Spot each line that carries the word "with"; copy those lines.

-- Start of Listed entries --

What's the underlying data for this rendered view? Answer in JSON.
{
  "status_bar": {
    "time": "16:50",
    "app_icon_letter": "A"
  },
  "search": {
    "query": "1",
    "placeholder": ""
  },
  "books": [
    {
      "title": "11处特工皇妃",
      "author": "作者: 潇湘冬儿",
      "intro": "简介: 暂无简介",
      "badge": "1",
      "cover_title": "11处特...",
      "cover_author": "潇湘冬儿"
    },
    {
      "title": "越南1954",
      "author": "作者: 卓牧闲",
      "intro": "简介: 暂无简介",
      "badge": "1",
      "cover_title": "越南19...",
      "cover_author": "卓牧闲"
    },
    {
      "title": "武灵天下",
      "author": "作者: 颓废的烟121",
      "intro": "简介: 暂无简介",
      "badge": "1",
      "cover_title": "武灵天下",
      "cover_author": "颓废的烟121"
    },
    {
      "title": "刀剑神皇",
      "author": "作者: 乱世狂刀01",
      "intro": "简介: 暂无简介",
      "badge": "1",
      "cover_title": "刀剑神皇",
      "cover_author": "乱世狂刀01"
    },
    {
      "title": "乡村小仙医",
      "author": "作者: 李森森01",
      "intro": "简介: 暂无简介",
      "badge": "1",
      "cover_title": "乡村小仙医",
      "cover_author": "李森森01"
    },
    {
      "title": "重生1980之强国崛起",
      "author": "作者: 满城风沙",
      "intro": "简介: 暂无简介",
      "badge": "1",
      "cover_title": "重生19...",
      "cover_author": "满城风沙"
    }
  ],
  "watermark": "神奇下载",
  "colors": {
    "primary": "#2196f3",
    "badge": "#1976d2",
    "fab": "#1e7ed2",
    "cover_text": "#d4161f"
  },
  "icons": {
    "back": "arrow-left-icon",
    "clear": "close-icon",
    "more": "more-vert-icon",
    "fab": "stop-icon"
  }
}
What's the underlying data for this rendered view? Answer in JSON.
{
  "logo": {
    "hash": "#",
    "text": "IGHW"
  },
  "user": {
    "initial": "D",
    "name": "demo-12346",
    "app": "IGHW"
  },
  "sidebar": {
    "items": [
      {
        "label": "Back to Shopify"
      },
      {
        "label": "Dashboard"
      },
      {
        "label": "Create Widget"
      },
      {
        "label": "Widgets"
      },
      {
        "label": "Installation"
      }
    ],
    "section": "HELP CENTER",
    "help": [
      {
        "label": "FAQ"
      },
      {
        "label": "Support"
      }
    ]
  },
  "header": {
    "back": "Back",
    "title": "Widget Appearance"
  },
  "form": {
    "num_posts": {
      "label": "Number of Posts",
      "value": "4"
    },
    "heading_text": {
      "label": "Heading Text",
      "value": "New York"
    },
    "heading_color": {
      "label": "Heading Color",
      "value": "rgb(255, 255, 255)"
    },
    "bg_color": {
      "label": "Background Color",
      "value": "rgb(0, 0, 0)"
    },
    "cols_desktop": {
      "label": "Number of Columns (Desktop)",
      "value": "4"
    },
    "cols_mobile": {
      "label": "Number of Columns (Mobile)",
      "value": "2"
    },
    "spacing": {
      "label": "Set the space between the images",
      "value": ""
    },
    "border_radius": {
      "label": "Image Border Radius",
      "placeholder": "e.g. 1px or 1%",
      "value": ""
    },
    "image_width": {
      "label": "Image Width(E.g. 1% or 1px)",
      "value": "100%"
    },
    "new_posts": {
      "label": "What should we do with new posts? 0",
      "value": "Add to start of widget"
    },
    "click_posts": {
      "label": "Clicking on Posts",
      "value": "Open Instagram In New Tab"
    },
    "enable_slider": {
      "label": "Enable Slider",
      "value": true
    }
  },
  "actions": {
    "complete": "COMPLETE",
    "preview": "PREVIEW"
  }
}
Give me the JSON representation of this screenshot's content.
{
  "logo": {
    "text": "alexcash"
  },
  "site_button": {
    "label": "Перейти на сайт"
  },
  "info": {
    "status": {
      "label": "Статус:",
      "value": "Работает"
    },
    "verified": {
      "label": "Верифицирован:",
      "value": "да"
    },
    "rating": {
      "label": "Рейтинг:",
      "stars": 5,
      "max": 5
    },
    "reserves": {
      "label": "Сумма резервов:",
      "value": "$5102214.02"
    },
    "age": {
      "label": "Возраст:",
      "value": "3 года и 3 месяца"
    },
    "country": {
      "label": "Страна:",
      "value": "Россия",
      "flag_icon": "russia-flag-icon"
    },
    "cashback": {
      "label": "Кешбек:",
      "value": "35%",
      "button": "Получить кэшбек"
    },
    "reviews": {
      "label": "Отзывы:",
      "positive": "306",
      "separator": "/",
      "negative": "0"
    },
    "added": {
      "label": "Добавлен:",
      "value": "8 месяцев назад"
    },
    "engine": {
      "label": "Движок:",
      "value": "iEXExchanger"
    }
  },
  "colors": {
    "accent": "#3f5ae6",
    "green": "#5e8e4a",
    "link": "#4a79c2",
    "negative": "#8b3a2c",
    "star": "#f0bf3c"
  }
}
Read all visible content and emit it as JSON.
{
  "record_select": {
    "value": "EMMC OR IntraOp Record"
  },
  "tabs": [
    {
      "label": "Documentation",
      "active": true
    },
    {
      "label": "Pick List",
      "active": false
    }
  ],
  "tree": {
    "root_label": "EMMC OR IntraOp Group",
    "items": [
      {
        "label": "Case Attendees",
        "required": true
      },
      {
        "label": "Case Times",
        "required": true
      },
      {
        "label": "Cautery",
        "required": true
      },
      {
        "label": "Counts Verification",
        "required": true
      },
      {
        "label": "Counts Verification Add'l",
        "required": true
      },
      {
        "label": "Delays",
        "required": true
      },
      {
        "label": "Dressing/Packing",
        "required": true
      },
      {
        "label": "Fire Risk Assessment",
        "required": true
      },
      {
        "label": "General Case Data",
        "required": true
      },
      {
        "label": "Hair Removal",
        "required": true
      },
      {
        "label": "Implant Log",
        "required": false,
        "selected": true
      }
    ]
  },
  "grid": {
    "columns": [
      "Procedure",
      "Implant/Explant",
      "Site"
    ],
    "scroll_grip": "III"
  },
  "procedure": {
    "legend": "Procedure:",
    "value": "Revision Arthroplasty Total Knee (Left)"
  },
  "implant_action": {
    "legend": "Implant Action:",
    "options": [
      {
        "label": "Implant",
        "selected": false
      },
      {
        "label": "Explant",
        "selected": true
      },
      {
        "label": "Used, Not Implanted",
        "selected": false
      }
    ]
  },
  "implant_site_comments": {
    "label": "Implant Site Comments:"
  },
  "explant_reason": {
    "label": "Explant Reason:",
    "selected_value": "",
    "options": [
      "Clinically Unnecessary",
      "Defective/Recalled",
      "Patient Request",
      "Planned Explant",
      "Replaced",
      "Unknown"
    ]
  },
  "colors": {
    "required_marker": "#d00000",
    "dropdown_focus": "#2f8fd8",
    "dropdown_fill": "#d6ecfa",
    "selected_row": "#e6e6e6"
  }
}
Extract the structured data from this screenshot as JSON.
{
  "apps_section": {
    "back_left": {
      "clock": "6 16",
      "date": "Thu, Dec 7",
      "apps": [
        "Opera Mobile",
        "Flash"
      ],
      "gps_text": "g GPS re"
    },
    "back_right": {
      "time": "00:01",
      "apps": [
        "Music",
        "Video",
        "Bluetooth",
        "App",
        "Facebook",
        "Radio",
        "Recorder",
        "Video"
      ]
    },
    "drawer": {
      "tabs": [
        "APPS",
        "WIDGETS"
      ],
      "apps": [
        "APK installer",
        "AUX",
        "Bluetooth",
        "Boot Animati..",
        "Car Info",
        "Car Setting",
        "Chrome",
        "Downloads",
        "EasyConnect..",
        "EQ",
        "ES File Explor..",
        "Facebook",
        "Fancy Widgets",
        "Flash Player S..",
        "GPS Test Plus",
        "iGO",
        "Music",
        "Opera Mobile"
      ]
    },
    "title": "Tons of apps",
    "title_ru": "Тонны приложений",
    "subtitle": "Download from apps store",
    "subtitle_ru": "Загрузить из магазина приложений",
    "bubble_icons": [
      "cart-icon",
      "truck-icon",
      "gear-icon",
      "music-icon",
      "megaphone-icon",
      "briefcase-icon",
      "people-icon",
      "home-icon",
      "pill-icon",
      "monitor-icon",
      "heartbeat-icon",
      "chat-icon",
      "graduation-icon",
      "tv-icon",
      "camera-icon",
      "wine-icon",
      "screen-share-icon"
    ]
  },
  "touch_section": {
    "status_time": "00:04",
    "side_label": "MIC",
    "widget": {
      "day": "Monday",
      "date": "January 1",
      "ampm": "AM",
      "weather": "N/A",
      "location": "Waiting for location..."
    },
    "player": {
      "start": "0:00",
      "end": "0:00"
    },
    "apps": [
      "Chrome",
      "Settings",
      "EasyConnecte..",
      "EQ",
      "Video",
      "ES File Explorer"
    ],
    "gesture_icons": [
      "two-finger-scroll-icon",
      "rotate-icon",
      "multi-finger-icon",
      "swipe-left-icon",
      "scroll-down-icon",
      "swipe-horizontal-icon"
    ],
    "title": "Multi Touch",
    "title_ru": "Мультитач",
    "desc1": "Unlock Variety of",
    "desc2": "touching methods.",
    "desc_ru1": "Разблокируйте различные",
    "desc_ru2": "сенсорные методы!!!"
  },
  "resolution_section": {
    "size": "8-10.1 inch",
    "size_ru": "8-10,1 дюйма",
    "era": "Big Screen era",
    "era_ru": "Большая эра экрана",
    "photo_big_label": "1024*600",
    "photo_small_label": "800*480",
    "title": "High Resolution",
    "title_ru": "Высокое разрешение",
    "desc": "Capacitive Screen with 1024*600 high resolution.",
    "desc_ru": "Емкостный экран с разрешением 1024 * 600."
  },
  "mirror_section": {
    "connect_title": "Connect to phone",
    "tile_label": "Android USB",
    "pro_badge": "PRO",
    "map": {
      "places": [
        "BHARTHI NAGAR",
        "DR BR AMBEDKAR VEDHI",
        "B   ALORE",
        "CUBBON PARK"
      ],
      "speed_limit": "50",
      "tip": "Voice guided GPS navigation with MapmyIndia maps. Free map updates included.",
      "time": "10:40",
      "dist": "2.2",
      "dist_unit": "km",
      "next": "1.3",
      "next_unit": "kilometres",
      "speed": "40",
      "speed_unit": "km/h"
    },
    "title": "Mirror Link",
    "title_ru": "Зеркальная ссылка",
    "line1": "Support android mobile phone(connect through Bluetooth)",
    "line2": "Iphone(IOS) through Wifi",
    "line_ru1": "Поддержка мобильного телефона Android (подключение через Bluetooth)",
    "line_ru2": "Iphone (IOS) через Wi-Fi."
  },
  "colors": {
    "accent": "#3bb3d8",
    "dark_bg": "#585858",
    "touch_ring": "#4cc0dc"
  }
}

-- End of Listed entries --

Output below:
      "label": "What should we do with new posts? 0",
    "desc": "Capacitive Screen with 1024*600 high resolution.",
      "tip": "Voice guided GPS navigation with MapmyIndia maps. Free map updates included.",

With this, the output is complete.